**Entries supplied**

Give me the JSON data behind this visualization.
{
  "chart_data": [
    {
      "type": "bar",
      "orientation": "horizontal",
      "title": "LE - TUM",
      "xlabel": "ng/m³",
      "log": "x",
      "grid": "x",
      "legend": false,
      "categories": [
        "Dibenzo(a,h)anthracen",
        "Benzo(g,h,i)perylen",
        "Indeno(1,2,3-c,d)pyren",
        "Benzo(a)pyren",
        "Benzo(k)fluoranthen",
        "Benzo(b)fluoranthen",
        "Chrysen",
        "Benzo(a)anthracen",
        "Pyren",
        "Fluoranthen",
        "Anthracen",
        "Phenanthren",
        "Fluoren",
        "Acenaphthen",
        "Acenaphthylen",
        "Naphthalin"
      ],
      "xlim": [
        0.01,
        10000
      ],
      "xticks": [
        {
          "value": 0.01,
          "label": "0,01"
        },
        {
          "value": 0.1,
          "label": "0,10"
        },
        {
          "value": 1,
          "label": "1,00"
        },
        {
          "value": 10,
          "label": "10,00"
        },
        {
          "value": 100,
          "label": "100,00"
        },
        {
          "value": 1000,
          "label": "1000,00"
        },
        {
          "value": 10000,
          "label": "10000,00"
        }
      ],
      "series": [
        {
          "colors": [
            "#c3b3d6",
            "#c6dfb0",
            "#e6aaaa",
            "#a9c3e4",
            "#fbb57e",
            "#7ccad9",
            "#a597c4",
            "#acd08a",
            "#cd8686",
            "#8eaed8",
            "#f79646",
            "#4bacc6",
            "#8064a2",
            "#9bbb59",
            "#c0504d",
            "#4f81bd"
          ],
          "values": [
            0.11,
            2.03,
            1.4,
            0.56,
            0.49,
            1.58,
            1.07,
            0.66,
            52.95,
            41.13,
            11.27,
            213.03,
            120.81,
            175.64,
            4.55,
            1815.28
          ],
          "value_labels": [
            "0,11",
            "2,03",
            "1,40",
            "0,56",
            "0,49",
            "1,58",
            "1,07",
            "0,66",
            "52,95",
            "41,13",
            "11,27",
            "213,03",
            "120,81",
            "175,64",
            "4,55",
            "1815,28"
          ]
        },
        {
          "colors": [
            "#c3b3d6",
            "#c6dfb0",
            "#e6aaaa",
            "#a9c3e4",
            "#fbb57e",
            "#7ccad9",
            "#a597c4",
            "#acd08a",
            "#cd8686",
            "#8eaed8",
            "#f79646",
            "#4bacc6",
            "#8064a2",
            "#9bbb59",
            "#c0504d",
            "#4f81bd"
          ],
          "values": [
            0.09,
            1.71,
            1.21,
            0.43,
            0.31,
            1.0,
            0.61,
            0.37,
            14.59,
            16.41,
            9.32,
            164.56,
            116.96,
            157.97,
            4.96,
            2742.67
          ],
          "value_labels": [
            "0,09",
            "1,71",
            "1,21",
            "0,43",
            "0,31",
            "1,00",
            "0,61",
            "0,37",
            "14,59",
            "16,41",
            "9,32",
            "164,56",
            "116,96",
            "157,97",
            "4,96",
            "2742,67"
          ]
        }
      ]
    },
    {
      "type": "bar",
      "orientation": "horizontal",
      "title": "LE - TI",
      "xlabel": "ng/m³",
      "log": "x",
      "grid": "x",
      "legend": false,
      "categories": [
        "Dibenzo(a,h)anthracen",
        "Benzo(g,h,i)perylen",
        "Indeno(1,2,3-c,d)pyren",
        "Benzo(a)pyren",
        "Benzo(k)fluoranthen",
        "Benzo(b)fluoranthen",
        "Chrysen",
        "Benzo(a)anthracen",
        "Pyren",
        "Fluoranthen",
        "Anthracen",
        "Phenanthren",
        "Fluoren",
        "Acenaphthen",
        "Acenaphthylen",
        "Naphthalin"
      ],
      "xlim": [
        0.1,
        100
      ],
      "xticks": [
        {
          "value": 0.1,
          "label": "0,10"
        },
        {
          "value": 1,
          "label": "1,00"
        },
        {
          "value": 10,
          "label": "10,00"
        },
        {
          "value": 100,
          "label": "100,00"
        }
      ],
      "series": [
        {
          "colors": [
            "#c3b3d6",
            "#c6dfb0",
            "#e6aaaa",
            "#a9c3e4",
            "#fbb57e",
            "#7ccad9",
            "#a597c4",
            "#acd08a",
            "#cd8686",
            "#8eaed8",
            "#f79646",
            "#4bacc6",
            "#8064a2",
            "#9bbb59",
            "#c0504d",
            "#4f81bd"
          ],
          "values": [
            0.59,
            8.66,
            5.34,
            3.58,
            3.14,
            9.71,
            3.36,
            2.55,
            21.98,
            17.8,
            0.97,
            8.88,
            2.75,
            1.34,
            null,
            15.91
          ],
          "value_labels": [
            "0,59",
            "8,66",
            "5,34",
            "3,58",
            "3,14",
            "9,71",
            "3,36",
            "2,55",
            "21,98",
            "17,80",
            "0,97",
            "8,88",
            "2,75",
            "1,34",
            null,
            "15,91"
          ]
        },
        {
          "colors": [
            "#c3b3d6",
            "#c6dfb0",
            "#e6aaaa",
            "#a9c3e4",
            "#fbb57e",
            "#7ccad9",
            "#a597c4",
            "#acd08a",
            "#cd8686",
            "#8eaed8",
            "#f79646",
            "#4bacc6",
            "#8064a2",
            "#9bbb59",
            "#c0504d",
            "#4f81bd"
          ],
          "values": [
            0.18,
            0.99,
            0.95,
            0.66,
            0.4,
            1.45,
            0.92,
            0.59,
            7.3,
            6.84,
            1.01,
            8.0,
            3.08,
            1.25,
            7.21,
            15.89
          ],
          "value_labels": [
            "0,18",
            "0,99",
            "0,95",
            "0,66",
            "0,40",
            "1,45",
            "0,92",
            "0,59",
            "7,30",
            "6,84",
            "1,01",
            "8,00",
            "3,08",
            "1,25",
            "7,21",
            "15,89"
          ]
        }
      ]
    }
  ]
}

**Goal of the exercise**
Repeat the data above exactly.

**Reply to the task**
Give me the JSON data behind this visualization.
{
  "chart_data": [
    {
      "type": "bar",
      "orientation": "horizontal",
      "title": "LE - TUM",
      "xlabel": "ng/m³",
      "log": "x",
      "grid": "x",
      "legend": false,
      "categories": [
        "Dibenzo(a,h)anthracen",
        "Benzo(g,h,i)perylen",
        "Indeno(1,2,3-c,d)pyren",
        "Benzo(a)pyren",
        "Benzo(k)fluoranthen",
        "Benzo(b)fluoranthen",
        "Chrysen",
        "Benzo(a)anthracen",
        "Pyren",
        "Fluoranthen",
        "Anthracen",
        "Phenanthren",
        "Fluoren",
        "Acenaphthen",
        "Acenaphthylen",
        "Naphthalin"
      ],
      "xlim": [
        0.01,
        10000
      ],
      "xticks": [
        {
          "value": 0.01,
          "label": "0,01"
        },
        {
          "value": 0.1,
          "label": "0,10"
        },
        {
          "value": 1,
          "label": "1,00"
        },
        {
          "value": 10,
          "label": "10,00"
        },
        {
          "value": 100,
          "label": "100,00"
        },
        {
          "value": 1000,
          "label": "1000,00"
        },
        {
          "value": 10000,
          "label": "10000,00"
        }
      ],
      "series": [
        {
          "colors": [
            "#c3b3d6",
            "#c6dfb0",
            "#e6aaaa",
            "#a9c3e4",
            "#fbb57e",
            "#7ccad9",
            "#a597c4",
            "#acd08a",
            "#cd8686",
            "#8eaed8",
            "#f79646",
            "#4bacc6",
            "#8064a2",
            "#9bbb59",
            "#c0504d",
            "#4f81bd"
          ],
          "values": [
            0.11,
            2.03,
            1.4,
            0.56,
            0.49,
            1.58,
            1.07,
            0.66,
            52.95,
            41.13,
            11.27,
            213.03,
            120.81,
            175.64,
            4.55,
            1815.28
          ],
          "value_labels": [
            "0,11",
            "2,03",
            "1,40",
            "0,56",
            "0,49",
            "1,58",
            "1,07",
            "0,66",
            "52,95",
            "41,13",
            "11,27",
            "213,03",
            "120,81",
            "175,64",
            "4,55",
            "1815,28"
          ]
        },
        {
          "colors": [
            "#c3b3d6",
            "#c6dfb0",
            "#e6aaaa",
            "#a9c3e4",
            "#fbb57e",
            "#7ccad9",
            "#a597c4",
            "#acd08a",
            "#cd8686",
            "#8eaed8",
            "#f79646",
            "#4bacc6",
            "#8064a2",
            "#9bbb59",
            "#c0504d",
            "#4f81bd"
          ],
          "values": [
            0.09,
            1.71,
            1.21,
            0.43,
            0.31,
            1.0,
            0.61,
            0.37,
            14.59,
            16.41,
            9.32,
            164.56,
            116.96,
            157.97,
            4.96,
            2742.67
          ],
          "value_labels": [
            "0,09",
            "1,71",
            "1,21",
            "0,43",
            "0,31",
            "1,00",
            "0,61",
            "0,37",
            "14,59",
            "16,41",
            "9,32",
            "164,56",
            "116,96",
            "157,97",
            "4,96",
            "2742,67"
          ]
        }
      ]
    },
    {
      "type": "bar",
      "orientation": "horizontal",
      "title": "LE - TI",
      "xlabel": "ng/m³",
      "log": "x",
      "grid": "x",
      "legend": false,
      "categories": [
        "Dibenzo(a,h)anthracen",
        "Benzo(g,h,i)perylen",
        "Indeno(1,2,3-c,d)pyren",
        "Benzo(a)pyren",
        "Benzo(k)fluoranthen",
        "Benzo(b)fluoranthen",
        "Chrysen",
        "Benzo(a)anthracen",
        "Pyren",
        "Fluoranthen",
        "Anthracen",
        "Phenanthren",
        "Fluoren",
        "Acenaphthen",
        "Acenaphthylen",
        "Naphthalin"
      ],
      "xlim": [
        0.1,
        100
      ],
      "xticks": [
        {
          "value": 0.1,
          "label": "0,10"
        },
        {
          "value": 1,
          "label": "1,00"
        },
        {
          "value": 10,
          "label": "10,00"
        },
        {
          "value": 100,
          "label": "100,00"
        }
      ],
      "series": [
        {
          "colors": [
            "#c3b3d6",
            "#c6dfb0",
            "#e6aaaa",
            "#a9c3e4",
            "#fbb57e",
            "#7ccad9",
            "#a597c4",
            "#acd08a",
            "#cd8686",
            "#8eaed8",
            "#f79646",
            "#4bacc6",
            "#8064a2",
            "#9bbb59",
            "#c0504d",
            "#4f81bd"
          ],
          "values": [
            0.59,
            8.66,
            5.34,
            3.58,
            3.14,
            9.71,
            3.36,
            2.55,
            21.98,
            17.8,
            0.97,
            8.88,
            2.75,
            1.34,
            null,
            15.91
          ],
          "value_labels": [
            "0,59",
            "8,66",
            "5,34",
            "3,58",
            "3,14",
            "9,71",
            "3,36",
            "2,55",
            "21,98",
            "17,80",
            "0,97",
            "8,88",
            "2,75",
            "1,34",
            null,
            "15,91"
          ]
        },
        {
          "colors": [
            "#c3b3d6",
            "#c6dfb0",
            "#e6aaaa",
            "#a9c3e4",
            "#fbb57e",
            "#7ccad9",
            "#a597c4",
            "#acd08a",
            "#cd8686",
            "#8eaed8",
            "#f79646",
            "#4bacc6",
            "#8064a2",
            "#9bbb59",
            "#c0504d",
            "#4f81bd"
          ],
          "values": [
            0.18,
            0.99,
            0.95,
            0.66,
            0.4,
            1.45,
            0.92,
            0.59,
            7.3,
            6.84,
            1.01,
            8.0,
            3.08,
            1.25,
            7.21,
            15.89
          ],
          "value_labels": [
            "0,18",
            "0,99",
            "0,95",
            "0,66",
            "0,40",
            "1,45",
            "0,92",
            "0,59",
            "7,30",
            "6,84",
            "1,01",
            "8,00",
            "3,08",
            "1,25",
            "7,21",
            "15,89"
          ]
        }
      ]
    }
  ]
}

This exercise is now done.